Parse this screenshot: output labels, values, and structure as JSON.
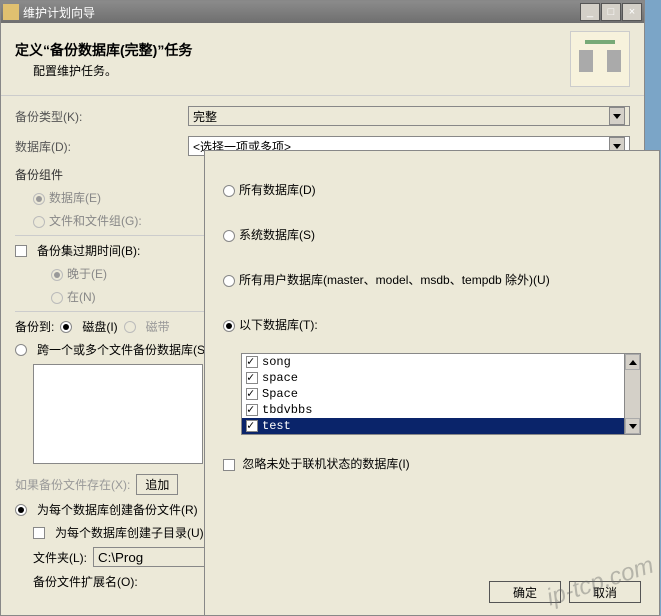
{
  "titlebar": {
    "title": "维护计划向导"
  },
  "header": {
    "title": "定义“备份数据库(完整)”任务",
    "subtitle": "配置维护任务。"
  },
  "form": {
    "backup_type_label": "备份类型(K):",
    "backup_type_value": "完整",
    "databases_label": "数据库(D):",
    "databases_value": "<选择一项或多项>",
    "component_title": "备份组件",
    "opt_database": "数据库(E)",
    "opt_filegroup": "文件和文件组(G):",
    "expiry_label": "备份集过期时间(B):",
    "expiry_after": "晚于(E)",
    "expiry_on": "在(N)",
    "backup_to": "备份到:",
    "backup_to_disk": "磁盘(I)",
    "backup_to_tape": "磁带",
    "across_files": "跨一个或多个文件备份数据库(S):",
    "if_exists_label": "如果备份文件存在(X):",
    "append_btn": "追加",
    "per_db_file": "为每个数据库创建备份文件(R)",
    "per_db_subdir": "为每个数据库创建子目录(U)",
    "folder_label": "文件夹(L):",
    "folder_value": "C:\\Prog",
    "ext_label": "备份文件扩展名(O):"
  },
  "popup": {
    "opt_all": "所有数据库(D)",
    "opt_system": "系统数据库(S)",
    "opt_user": "所有用户数据库(master、model、msdb、tempdb 除外)(U)",
    "opt_these": "以下数据库(T):",
    "items": [
      "song",
      "space",
      "Space",
      "tbdvbbs",
      "test"
    ],
    "ignore_offline": "忽略未处于联机状态的数据库(I)",
    "ok": "确定",
    "cancel": "取消"
  },
  "watermark": "ip-tcp.com"
}
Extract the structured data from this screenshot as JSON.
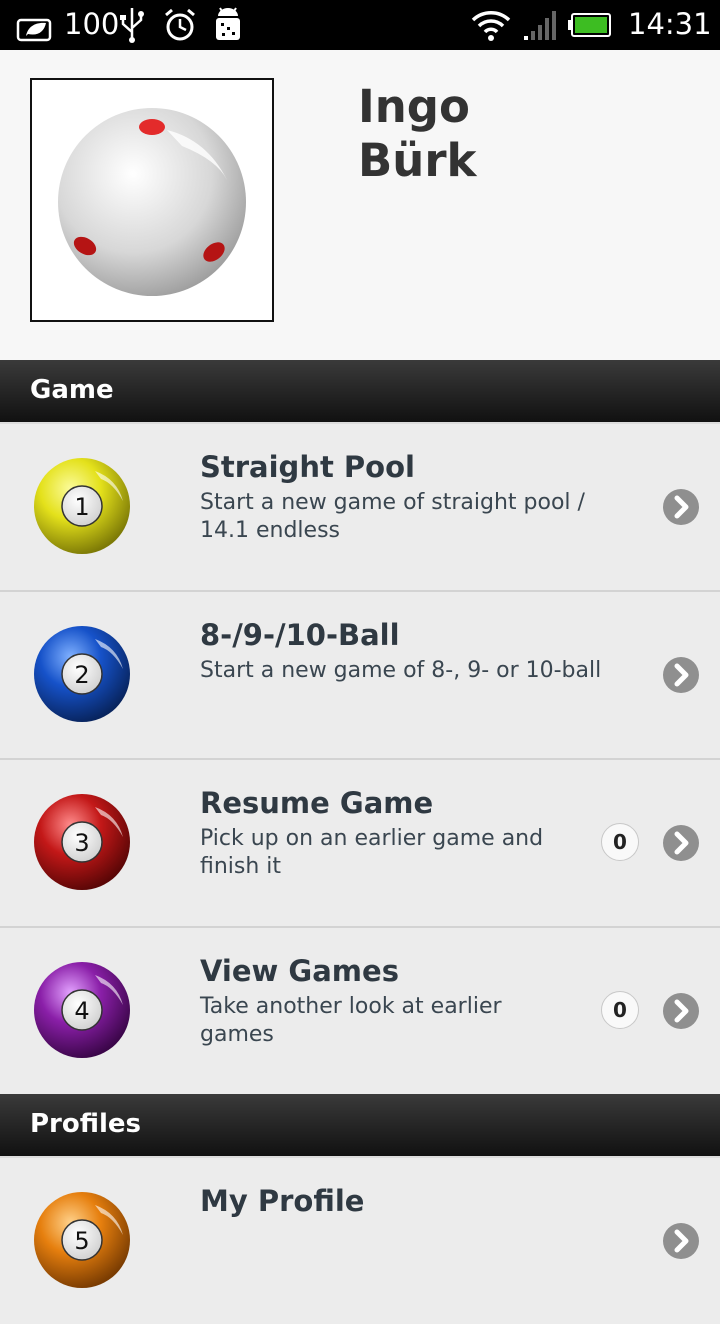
{
  "status_bar": {
    "battery_level": "100",
    "time": "14:31",
    "icons": [
      "leaf-battery-saver-icon",
      "usb-icon",
      "alarm-icon",
      "android-debug-icon",
      "wifi-icon",
      "signal-icon",
      "battery-icon"
    ]
  },
  "profile": {
    "first_name": "Ingo",
    "last_name": "Bürk",
    "avatar": "cue-ball-avatar"
  },
  "sections": {
    "game": "Game",
    "profiles": "Profiles"
  },
  "rows": {
    "straight_pool": {
      "number": "1",
      "title": "Straight Pool",
      "description": "Start a new game of straight pool / 14.1 endless",
      "color": "#e6e31a"
    },
    "ball_game": {
      "number": "2",
      "title": "8-/9-/10-Ball",
      "description": "Start a new game of 8-, 9- or 10-ball",
      "color": "#1750c8"
    },
    "resume_game": {
      "number": "3",
      "title": "Resume Game",
      "description": "Pick up on an earlier game and finish it",
      "count": "0",
      "color": "#c21818"
    },
    "view_games": {
      "number": "4",
      "title": "View Games",
      "description": "Take another look at earlier games",
      "count": "0",
      "color": "#8a1fa8"
    },
    "my_profile": {
      "number": "5",
      "title": "My Profile",
      "color": "#e8800f"
    }
  },
  "colors": {
    "header_bar": "#1a1a1a",
    "list_background": "#ececec",
    "title_text": "#2f3942"
  }
}
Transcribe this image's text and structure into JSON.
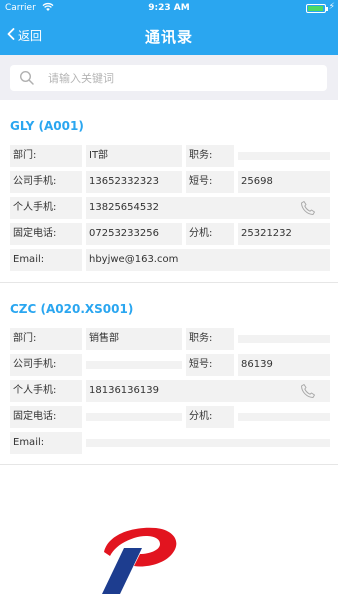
{
  "status_bar": {
    "carrier": "Carrier",
    "time": "9:23 AM"
  },
  "nav": {
    "back_label": "返回",
    "title": "通讯录"
  },
  "search": {
    "placeholder": "请输入关键词"
  },
  "contacts": [
    {
      "name": "GLY (A001)",
      "department_label": "部门:",
      "department": "IT部",
      "position_label": "职务:",
      "position": "",
      "company_mobile_label": "公司手机:",
      "company_mobile": "13652332323",
      "short_label": "短号:",
      "short": "25698",
      "personal_mobile_label": "个人手机:",
      "personal_mobile": "13825654532",
      "landline_label": "固定电话:",
      "landline": "07253233256",
      "extension_label": "分机:",
      "extension": "25321232",
      "email_label": "Email:",
      "email": "hbyjwe@163.com"
    },
    {
      "name": "CZC (A020.XS001)",
      "department_label": "部门:",
      "department": "销售部",
      "position_label": "职务:",
      "position": "",
      "company_mobile_label": "公司手机:",
      "company_mobile": "",
      "short_label": "短号:",
      "short": "86139",
      "personal_mobile_label": "个人手机:",
      "personal_mobile": "18136136139",
      "landline_label": "固定电话:",
      "landline": "",
      "extension_label": "分机:",
      "extension": "",
      "email_label": "Email:",
      "email": ""
    }
  ],
  "colors": {
    "accent": "#2aa6f0",
    "cell_bg": "#f2f2f2",
    "logo_red": "#e2141f",
    "logo_blue": "#1d3d8f"
  },
  "icons": [
    "chevron-left-icon",
    "wifi-icon",
    "battery-icon",
    "search-icon",
    "phone-icon",
    "logo-icon"
  ]
}
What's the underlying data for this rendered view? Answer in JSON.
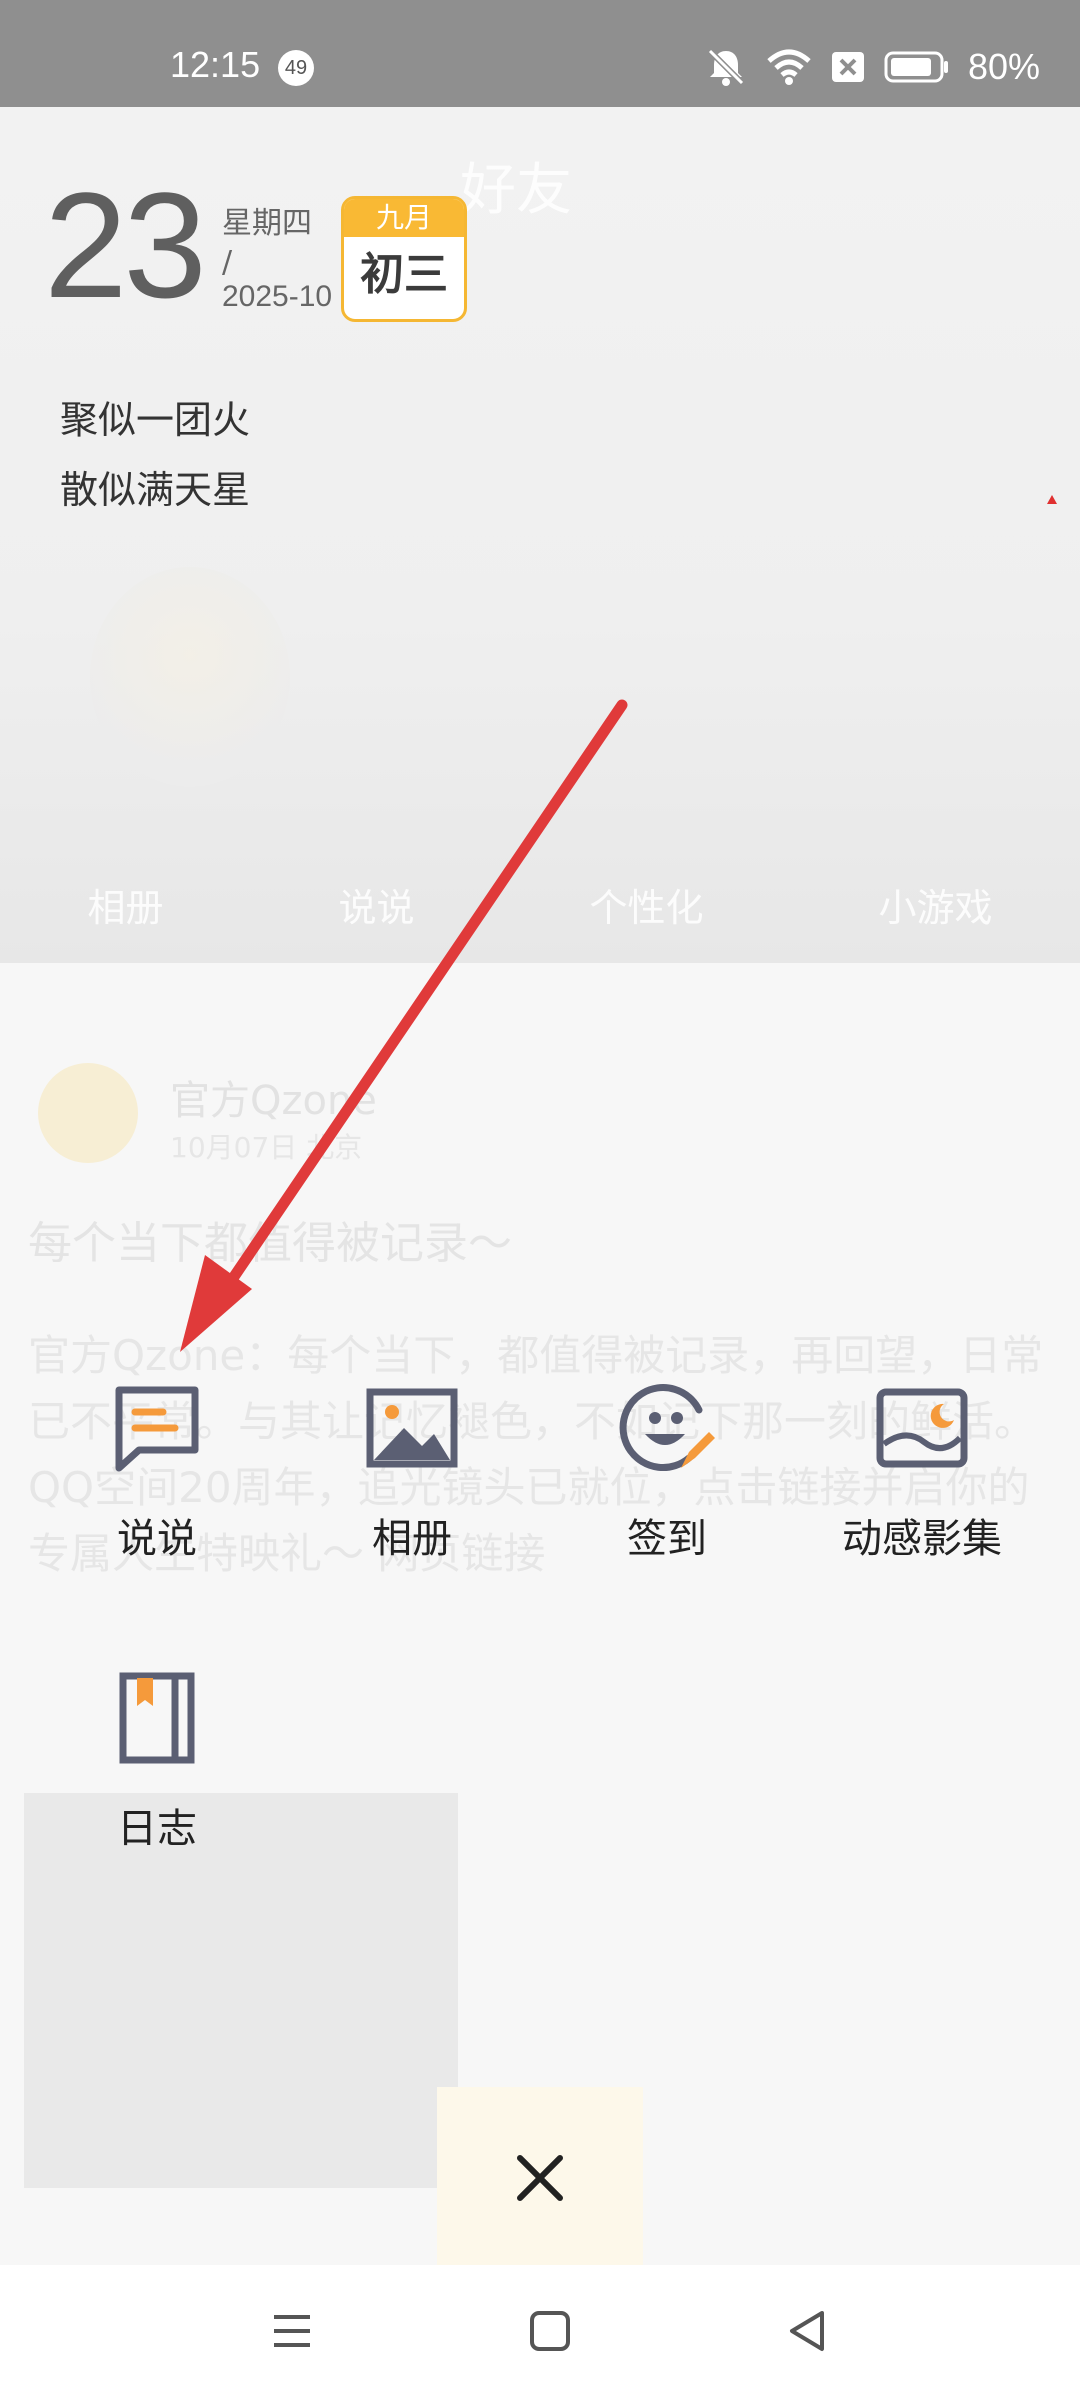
{
  "status_bar": {
    "time": "12:15",
    "notification_count": "49",
    "battery_percent": "80%"
  },
  "background_app": {
    "title": "好友",
    "tabs": [
      "相册",
      "说说",
      "个性化",
      "小游戏"
    ],
    "feed": {
      "author": "官方Qzone",
      "date": "10月07日 北京",
      "heading": "每个当下都值得被记录～",
      "body": "官方Qzone：每个当下，都值得被记录，再回望，日常已不平常。与其让记忆褪色，不如记下那一刻的鲜活。QQ空间20周年，追光镜头已就位，点击链接并启你的专属人生特映礼～ 网页链接"
    }
  },
  "calendar": {
    "day": "23",
    "weekday": "星期四",
    "separator": "/",
    "year_month": "2025-10",
    "lunar_month": "九月",
    "lunar_day": "初三"
  },
  "quote": {
    "line1": "聚似一团火",
    "line2": "散似满天星"
  },
  "publish_menu": {
    "items": [
      {
        "label": "说说",
        "icon": "speech-bubble-icon"
      },
      {
        "label": "相册",
        "icon": "photo-album-icon"
      },
      {
        "label": "签到",
        "icon": "check-in-smile-icon"
      },
      {
        "label": "动感影集",
        "icon": "dynamic-album-icon"
      },
      {
        "label": "日志",
        "icon": "journal-book-icon"
      }
    ],
    "accent_color": "#f59a3b",
    "icon_color": "#5b5f73"
  },
  "annotation": {
    "arrow_color": "#e03a3a"
  }
}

◆ ◆ ◆ ◆

*Exercise instructions*
Search the data for "Start" and list every line in which it occurs.

*Correct answer*
      "description": "Start a new game of straight pool / 14.1 endless",
      "description": "Start a new game of 8-, 9- or 10-ball",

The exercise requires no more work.